[Saved entries]
START

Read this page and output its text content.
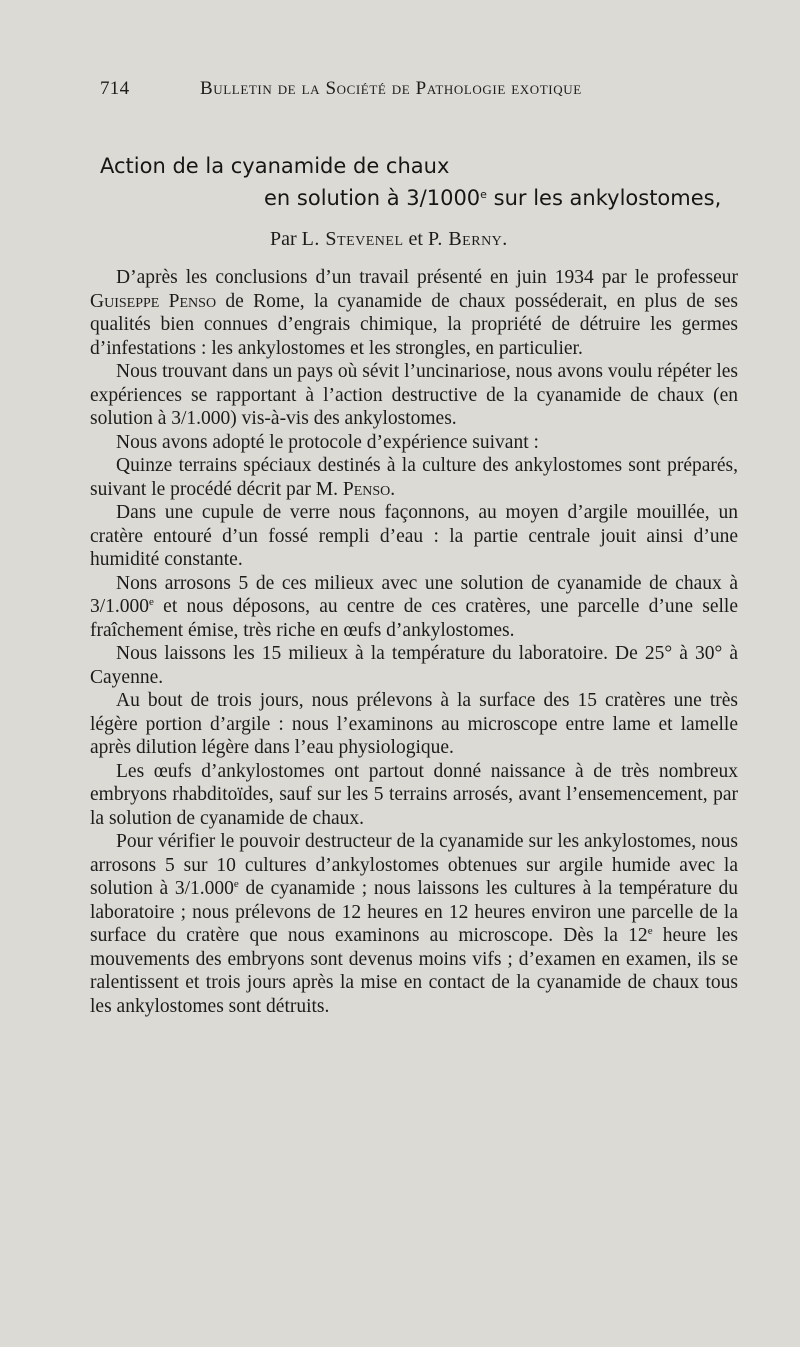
714	Bulletin de la Société de Pathologie exotique
Action de la cyanamide de chaux
en solution à 3/1000e sur les ankylostomes,
Par L. Stevenel et P. Berny.

D’après les conclusions d’un travail présenté en juin 1934 par le professeur Guiseppe Penso de Rome, la cyanamide de chaux posséderait, en plus de ses qualités bien connues d’engrais chimique, la propriété de détruire les germes d’infestations : les ankylostomes et les strongles, en particulier.

Nous trouvant dans un pays où sévit l’uncinariose, nous avons voulu répéter les expériences se rapportant à l’action destructive de la cyanamide de chaux (en solution à 3/1.000) vis-à-vis des ankylostomes.

Nous avons adopté le protocole d’expérience suivant :

Quinze terrains spéciaux destinés à la culture des ankylostomes sont préparés, suivant le procédé décrit par M. Penso.

Dans une cupule de verre nous façonnons, au moyen d’argile mouillée, un cratère entouré d’un fossé rempli d’eau : la partie centrale jouit ainsi d’une humidité constante.

Nons arrosons 5 de ces milieux avec une solution de cyanamide de chaux à 3/1.000e et nous déposons, au centre de ces cratères, une parcelle d’une selle fraîchement émise, très riche en œufs d’ankylostomes.

Nous laissons les 15 milieux à la température du laboratoire. De 25° à 30° à Cayenne.

Au bout de trois jours, nous prélevons à la surface des 15 cratères une très légère portion d’argile : nous l’examinons au microscope entre lame et lamelle après dilution légère dans l’eau physiologique.

Les œufs d’ankylostomes ont partout donné naissance à de très nombreux embryons rhabditoïdes, sauf sur les 5 terrains arrosés, avant l’ensemencement, par la solution de cyanamide de chaux.

Pour vérifier le pouvoir destructeur de la cyanamide sur les ankylostomes, nous arrosons 5 sur 10 cultures d’ankylostomes obtenues sur argile humide avec la solution à 3/1.000e de cyanamide ; nous laissons les cultures à la température du laboratoire ; nous prélevons de 12 heures en 12 heures environ une parcelle de la surface du cratère que nous examinons au microscope. Dès la 12e heure les mouvements des embryons sont devenus moins vifs ; d’examen en examen, ils se ralentissent et trois jours après la mise en contact de la cyanamide de chaux tous les ankylostomes sont détruits.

END

_Set task_. All records should be output exactly, with the pictures left out.

_Task result_.
Read this page and output its text content.
714	Bulletin de la Société de Pathologie exotique
Action de la cyanamide de chaux
en solution à 3/1000e sur les ankylostomes,
Par L. Stevenel et P. Berny.

D’après les conclusions d’un travail présenté en juin 1934 par le professeur Guiseppe Penso de Rome, la cyanamide de chaux posséderait, en plus de ses qualités bien connues d’engrais chimique, la propriété de détruire les germes d’infestations : les ankylostomes et les strongles, en particulier.

Nous trouvant dans un pays où sévit l’uncinariose, nous avons voulu répéter les expériences se rapportant à l’action destructive de la cyanamide de chaux (en solution à 3/1.000) vis-à-vis des ankylostomes.

Nous avons adopté le protocole d’expérience suivant :

Quinze terrains spéciaux destinés à la culture des ankylostomes sont préparés, suivant le procédé décrit par M. Penso.

Dans une cupule de verre nous façonnons, au moyen d’argile mouillée, un cratère entouré d’un fossé rempli d’eau : la partie centrale jouit ainsi d’une humidité constante.

Nons arrosons 5 de ces milieux avec une solution de cyanamide de chaux à 3/1.000e et nous déposons, au centre de ces cratères, une parcelle d’une selle fraîchement émise, très riche en œufs d’ankylostomes.

Nous laissons les 15 milieux à la température du laboratoire. De 25° à 30° à Cayenne.

Au bout de trois jours, nous prélevons à la surface des 15 cratères une très légère portion d’argile : nous l’examinons au microscope entre lame et lamelle après dilution légère dans l’eau physiologique.

Les œufs d’ankylostomes ont partout donné naissance à de très nombreux embryons rhabditoïdes, sauf sur les 5 terrains arrosés, avant l’ensemencement, par la solution de cyanamide de chaux.

Pour vérifier le pouvoir destructeur de la cyanamide sur les ankylostomes, nous arrosons 5 sur 10 cultures d’ankylostomes obtenues sur argile humide avec la solution à 3/1.000e de cyanamide ; nous laissons les cultures à la température du laboratoire ; nous prélevons de 12 heures en 12 heures environ une parcelle de la surface du cratère que nous examinons au microscope. Dès la 12e heure les mouvements des embryons sont devenus moins vifs ; d’examen en examen, ils se ralentissent et trois jours après la mise en contact de la cyanamide de chaux tous les ankylostomes sont détruits.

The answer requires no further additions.